Editor: Rahmad
INFOJAMBI.COM - Tahanan kasus dugaan tindak pidana pencurian ternak, Arkin Ana Bira alias Arkin (30), Kamis malam lalu tewas dalam sel tahanan Polsek Katikutana, Polres Sumba Barat, NTT.
Korban diduga dianiaya petugas dalam ruang tahanan Polsek Katikutana.
“Hasil pemeriksaan nantinya akan dilihat. Apabila ditemukan adanya tindakan anggota yang tidak sesuai prosedur, maka akan dilakukan proses hukum sesuai aturan yang berlaku,” kata Kapolres Sumba Barat AKBP F.X Irwan Arianto, Minggu (12/12/2021).
Ia meminta masyarakat untuk tenang dan percayakan kasus ini kepada tim Provos Polres Sumba Barat.
“Percayakan kepada kami, Sipropam Polres Sumba Barat akan melakukan penyelidikan dan proses hukum secara transparan sesuai aturan yang berlaku. Jika hasil terbukti karena kalalaian oknum anggota pasti akan diproses hukum,” tegas AKBP Irwan Arianto .
Kematian Arikin bermula dari Laporan Polisi Nomor: LP/B/03/I/2021/SPKT/Polsek Urban Katikutana/Polres Sumba Barat/Polda NTT tanggal 06 Januari 2021. dan LP/B/57/VIII/2021/SPKT/Sek. KTN/Res. Sumba Barat/Polda NTT.
Sesuai dengan Surat Perintah Penangkapan Nomor: SP.KAP/23/XII/2021/SEK.KTN melakukan penangkapan terhadap Arkin.
“Karena itu Arkin Ana Bira ditangkap Rabu 8 Desember 2021 sekira pukul 22.30 Wita. Namun pada Jumat 10 Desember 2021 korban Arkin diketahui meninggal dalam tahanan,” jelas AKBP Arianto.
Menurut juru bicara keluarga korban, Antonius Gala, pada Rabu malam ada anggota polisi berpakaian sipil berjumlah sekitar enam hingga delapan orang dengan senjata lengkap mendatangi dan mengepung rumah kerabat Arkin bernama Andreas Maki Pawolung untuk menangkap.
"Jadi jam 10 lebih (22.00 WITA) datang beberapa orang ke rumah om-nya (paman) Arkin. Ternyata mereka adalah polisi yang bersenjata lengkap datang untuk menangkap," jelas Antonius.
Saat melakukan penangkapan, para polisi tersebut, sempat adu mulut dengan Andreas karena menurut Antonius, para polisi tersebut tidak bisa menunjukkan surat perintah penangkapan yang diminta oleh Andreas.
Polisi, kata dia, juga tidak menjelaskan kasus yang disangkakan terhadap Arkin. Saat itu, lanjut Antonius, Arkin tidak berada di dalam rumah dan sedang bermain petasan.
Namun, sejumlah polisi lalu menangkap Arkin di sekitar rumah Andreas. Setelah ditangkap, diborgol dan juga diikat kaki dan tangannya.

· · · ·

(TUGAS)
(1) Kutiplah bagian berita tentang kematian tahanan di atas, mulai dari "Editor: Rahmad" sampai "Sumba Barat, NTT.".
(2) Jawablah pertanyaan berikut berdasarkan berita tentang kematian tahanan di atas.
(a) Kapan Arkin ditangkap?
(b) Siapa nama kerabat Arkin yang rumahnya didatangi polisi?
(c) Menurut Antonius, apa yang sedang dilakukan Arkin ketika polisi datang?
(3) Tentukan apakah setiap pernyataan berikut sesuai dengan berita tentang kematian tahanan di atas. Jawab ya atau tidak, lalu kutip kata-kata berita yang menjadi dasarnya.
(a) Arkin berusia 30 tahun.
(b) Menurut Antonius, para polisi dapat menunjukkan surat perintah penangkapan yang diminta Andreas.
(c) Menurut Antonius, polisi yang mendatangi rumah kerabat Arkin berjumlah lebih dari sepuluh orang.

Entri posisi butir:
· · · ·

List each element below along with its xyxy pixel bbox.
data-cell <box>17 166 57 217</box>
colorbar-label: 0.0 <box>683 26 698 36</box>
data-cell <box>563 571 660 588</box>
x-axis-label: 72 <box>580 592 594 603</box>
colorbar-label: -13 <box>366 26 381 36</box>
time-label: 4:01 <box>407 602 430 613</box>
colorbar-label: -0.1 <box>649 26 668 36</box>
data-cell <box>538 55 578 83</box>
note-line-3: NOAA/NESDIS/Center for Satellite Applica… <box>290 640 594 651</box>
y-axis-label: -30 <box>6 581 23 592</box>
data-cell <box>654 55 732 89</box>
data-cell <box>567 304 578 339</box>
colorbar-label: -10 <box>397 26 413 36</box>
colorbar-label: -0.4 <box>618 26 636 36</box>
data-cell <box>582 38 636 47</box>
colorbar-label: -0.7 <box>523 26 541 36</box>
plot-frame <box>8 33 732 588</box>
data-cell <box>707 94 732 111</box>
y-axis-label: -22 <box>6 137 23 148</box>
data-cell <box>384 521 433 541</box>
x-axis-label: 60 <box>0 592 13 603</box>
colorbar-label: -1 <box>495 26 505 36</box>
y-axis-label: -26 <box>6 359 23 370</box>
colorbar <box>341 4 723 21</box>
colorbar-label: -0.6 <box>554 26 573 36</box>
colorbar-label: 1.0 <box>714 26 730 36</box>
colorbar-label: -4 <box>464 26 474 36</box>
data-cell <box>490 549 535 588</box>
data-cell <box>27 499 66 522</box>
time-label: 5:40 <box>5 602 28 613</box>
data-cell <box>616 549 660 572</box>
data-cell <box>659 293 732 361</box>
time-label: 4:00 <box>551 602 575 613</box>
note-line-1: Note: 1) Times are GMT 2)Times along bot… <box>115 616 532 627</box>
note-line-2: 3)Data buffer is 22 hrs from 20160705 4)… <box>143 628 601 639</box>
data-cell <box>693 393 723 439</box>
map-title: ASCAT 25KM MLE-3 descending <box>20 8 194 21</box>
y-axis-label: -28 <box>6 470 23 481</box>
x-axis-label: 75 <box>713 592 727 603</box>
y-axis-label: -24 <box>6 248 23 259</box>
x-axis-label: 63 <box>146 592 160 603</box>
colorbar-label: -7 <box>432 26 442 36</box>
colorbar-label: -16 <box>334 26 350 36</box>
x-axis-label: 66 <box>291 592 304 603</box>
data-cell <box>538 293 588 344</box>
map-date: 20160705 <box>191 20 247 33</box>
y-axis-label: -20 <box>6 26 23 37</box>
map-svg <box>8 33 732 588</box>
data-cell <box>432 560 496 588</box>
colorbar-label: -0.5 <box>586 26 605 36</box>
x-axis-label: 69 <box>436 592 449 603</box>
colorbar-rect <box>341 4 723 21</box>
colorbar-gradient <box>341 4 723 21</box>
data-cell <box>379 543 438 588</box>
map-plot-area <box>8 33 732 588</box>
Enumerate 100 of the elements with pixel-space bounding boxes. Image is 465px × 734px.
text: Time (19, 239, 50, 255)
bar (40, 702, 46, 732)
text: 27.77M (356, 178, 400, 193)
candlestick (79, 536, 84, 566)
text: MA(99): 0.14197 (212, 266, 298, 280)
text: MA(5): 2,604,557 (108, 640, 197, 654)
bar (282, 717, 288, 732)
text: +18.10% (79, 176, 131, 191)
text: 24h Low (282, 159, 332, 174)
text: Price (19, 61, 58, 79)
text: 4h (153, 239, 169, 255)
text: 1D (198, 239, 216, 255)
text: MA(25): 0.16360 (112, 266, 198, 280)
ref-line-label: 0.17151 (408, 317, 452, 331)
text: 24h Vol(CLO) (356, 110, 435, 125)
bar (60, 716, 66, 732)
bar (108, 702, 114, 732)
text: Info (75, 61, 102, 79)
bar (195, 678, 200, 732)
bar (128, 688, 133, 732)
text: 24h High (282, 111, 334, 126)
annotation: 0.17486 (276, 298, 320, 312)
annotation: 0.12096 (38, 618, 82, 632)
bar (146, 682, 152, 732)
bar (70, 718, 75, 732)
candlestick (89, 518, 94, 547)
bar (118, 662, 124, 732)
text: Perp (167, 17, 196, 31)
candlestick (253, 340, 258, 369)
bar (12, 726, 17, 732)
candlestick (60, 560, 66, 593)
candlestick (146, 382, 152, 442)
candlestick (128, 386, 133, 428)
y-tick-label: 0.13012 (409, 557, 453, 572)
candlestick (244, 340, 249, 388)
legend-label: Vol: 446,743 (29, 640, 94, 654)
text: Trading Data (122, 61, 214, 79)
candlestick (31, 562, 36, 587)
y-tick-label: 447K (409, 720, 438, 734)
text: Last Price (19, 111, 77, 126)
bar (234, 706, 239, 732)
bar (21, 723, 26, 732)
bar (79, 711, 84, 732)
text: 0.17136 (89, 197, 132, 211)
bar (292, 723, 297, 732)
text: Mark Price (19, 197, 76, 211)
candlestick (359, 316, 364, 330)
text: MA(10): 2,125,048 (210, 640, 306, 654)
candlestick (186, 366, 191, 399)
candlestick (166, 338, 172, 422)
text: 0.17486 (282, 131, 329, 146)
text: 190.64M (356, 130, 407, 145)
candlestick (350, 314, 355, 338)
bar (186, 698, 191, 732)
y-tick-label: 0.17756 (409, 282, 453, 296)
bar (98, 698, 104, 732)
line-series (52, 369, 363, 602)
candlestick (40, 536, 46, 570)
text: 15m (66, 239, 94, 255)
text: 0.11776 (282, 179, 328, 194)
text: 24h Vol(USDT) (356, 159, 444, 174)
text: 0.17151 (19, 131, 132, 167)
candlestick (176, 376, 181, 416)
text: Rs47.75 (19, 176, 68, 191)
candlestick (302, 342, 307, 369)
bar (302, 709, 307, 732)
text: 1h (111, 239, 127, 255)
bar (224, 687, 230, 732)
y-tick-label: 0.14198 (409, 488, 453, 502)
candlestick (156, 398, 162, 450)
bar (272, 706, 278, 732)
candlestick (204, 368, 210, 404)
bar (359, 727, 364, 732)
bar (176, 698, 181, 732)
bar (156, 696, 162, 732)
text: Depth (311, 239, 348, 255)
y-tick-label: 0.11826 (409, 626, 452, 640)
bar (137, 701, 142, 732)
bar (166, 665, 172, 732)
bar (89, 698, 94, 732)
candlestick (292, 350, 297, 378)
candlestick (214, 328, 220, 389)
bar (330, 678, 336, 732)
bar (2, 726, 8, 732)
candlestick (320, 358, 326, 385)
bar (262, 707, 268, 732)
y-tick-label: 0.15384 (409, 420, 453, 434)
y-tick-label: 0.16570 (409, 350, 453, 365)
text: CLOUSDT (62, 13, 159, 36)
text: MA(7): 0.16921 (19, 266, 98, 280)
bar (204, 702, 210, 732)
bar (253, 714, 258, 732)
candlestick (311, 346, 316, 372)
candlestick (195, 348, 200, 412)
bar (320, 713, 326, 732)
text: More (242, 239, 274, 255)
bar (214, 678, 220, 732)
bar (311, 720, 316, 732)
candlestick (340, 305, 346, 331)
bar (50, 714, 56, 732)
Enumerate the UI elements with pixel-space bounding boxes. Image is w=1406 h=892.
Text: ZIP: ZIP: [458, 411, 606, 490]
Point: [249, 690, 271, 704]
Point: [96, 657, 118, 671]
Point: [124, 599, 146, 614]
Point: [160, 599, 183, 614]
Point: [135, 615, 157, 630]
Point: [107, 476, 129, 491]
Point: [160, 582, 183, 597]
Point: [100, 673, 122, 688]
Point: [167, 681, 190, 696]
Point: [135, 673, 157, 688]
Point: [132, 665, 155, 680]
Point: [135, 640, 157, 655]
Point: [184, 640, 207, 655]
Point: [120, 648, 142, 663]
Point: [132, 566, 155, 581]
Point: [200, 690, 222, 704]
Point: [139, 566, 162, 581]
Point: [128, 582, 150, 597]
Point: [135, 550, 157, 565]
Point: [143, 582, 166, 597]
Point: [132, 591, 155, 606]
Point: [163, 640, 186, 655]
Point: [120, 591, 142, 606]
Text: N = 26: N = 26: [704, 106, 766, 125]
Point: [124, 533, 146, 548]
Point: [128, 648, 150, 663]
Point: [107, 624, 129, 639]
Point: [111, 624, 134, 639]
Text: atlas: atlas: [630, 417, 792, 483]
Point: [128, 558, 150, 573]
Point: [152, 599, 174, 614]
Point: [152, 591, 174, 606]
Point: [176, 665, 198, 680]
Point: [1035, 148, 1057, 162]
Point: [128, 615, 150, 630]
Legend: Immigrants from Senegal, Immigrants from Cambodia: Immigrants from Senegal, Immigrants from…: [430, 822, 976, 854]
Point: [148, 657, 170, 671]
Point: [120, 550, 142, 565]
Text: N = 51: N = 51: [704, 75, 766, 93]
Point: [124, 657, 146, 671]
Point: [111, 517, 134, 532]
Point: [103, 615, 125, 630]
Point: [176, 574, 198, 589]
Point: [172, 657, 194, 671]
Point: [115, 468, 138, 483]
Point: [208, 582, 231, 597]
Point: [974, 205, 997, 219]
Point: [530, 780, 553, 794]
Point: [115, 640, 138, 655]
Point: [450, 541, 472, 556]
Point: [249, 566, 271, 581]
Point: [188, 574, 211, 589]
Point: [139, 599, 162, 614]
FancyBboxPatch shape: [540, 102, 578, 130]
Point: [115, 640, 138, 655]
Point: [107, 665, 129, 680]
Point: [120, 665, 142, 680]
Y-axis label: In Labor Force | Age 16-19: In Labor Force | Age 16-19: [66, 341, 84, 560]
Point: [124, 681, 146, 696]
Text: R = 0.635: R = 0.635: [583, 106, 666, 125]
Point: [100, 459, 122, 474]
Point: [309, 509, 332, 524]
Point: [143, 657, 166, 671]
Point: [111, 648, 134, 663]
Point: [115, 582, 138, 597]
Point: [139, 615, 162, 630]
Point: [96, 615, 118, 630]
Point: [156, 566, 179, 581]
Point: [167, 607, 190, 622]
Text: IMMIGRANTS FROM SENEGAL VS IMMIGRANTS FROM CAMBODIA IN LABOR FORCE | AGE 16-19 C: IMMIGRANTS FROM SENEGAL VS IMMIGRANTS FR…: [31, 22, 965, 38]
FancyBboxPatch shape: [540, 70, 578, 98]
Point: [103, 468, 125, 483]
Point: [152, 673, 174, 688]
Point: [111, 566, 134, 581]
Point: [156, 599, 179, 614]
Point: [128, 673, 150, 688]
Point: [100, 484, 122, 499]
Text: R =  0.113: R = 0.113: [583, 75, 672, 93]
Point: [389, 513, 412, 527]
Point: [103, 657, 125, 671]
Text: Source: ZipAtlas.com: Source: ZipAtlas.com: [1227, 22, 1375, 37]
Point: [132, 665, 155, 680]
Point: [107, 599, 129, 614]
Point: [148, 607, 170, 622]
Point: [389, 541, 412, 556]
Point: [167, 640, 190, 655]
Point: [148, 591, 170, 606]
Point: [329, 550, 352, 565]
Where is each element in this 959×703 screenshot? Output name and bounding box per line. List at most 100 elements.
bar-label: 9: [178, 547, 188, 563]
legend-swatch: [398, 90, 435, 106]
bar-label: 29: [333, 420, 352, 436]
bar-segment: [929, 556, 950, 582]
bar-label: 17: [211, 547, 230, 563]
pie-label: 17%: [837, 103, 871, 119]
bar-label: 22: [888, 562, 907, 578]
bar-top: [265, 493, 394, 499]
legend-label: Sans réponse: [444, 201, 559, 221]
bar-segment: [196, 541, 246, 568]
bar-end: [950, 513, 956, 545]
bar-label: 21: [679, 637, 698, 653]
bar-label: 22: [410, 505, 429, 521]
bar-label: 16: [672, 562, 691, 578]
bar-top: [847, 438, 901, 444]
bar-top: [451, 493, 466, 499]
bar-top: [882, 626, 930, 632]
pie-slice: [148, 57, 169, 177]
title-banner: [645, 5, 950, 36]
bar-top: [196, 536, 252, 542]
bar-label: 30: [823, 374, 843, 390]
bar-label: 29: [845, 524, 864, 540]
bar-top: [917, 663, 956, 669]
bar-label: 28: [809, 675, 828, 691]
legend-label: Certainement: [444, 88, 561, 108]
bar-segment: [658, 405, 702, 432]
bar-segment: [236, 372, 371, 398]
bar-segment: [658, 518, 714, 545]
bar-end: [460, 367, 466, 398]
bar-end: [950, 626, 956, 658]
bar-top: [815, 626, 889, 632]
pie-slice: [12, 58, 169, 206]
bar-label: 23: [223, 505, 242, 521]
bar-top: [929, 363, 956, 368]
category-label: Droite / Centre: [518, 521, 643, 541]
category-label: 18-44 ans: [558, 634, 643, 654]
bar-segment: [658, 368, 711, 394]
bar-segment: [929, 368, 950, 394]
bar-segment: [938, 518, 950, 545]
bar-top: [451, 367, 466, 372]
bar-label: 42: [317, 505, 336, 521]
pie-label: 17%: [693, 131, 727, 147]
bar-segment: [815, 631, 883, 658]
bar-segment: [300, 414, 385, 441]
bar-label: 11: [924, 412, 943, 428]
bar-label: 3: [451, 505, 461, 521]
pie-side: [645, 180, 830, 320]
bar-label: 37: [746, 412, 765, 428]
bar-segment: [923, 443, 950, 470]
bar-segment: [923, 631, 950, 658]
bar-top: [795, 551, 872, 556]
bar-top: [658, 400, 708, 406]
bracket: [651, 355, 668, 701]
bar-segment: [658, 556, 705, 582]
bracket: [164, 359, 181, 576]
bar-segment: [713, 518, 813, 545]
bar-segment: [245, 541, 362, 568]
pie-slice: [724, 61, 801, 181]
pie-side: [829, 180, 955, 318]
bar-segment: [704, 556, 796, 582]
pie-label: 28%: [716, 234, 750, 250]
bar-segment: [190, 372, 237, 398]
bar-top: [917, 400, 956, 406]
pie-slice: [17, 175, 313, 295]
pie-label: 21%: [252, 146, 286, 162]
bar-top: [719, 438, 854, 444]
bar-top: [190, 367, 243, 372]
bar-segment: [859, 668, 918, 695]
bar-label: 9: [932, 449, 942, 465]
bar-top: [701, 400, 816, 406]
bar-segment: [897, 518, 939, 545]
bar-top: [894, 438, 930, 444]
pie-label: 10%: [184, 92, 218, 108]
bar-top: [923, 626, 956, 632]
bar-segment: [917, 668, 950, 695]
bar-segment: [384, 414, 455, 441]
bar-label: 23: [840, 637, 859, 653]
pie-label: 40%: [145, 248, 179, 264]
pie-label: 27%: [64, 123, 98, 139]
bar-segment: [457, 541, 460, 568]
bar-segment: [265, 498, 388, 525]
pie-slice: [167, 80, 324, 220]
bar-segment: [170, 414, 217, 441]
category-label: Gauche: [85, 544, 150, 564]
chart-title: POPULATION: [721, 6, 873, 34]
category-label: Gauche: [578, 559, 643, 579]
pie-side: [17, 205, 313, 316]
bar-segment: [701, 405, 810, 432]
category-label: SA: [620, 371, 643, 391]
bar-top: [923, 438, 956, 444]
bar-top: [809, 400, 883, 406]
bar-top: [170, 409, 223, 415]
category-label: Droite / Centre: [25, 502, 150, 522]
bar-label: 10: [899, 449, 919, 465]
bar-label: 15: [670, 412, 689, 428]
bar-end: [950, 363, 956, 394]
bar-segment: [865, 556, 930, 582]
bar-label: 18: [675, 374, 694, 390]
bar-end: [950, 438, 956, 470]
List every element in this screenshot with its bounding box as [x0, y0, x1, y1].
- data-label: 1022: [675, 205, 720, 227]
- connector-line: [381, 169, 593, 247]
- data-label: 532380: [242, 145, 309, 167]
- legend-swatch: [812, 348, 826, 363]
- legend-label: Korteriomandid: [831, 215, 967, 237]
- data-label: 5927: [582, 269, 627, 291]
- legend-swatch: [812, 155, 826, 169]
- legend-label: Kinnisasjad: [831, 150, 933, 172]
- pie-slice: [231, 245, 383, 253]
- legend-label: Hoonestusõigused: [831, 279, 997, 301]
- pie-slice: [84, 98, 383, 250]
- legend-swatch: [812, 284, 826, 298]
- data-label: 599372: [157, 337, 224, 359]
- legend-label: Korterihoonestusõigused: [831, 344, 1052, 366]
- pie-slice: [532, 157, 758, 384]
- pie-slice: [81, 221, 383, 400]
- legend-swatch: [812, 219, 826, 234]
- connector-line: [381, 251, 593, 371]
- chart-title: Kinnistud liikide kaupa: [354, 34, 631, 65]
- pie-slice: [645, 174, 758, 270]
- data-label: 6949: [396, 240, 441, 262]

· · · ·

(JAWABAN PER TUGAS)
(1)
Editor: Rahmad
INFOJAMBI.COM - Tahanan kasus dugaan tindak pidana pencurian ternak, Arkin Ana Bira alias Arkin (30), Kamis malam lalu tewas dalam sel tahanan Polsek Katikutana, Polres Sumba Barat, NTT.

(2)
(a) Rabu, 8 Desember 2021, sekitar pukul 22.30 Wita.
(b) Andreas Maki Pawolung.
(c) Arkin sedang bermain petasan dan tidak berada di dalam rumah.

(3)
(a) Ya: "Arkin Ana Bira alias Arkin (30)".
(b) Tidak: "para polisi tersebut tidak bisa menunjukkan surat perintah penangkapan yang diminta oleh Andreas".
(c) Tidak: "berjumlah sekitar enam hingga delapan orang".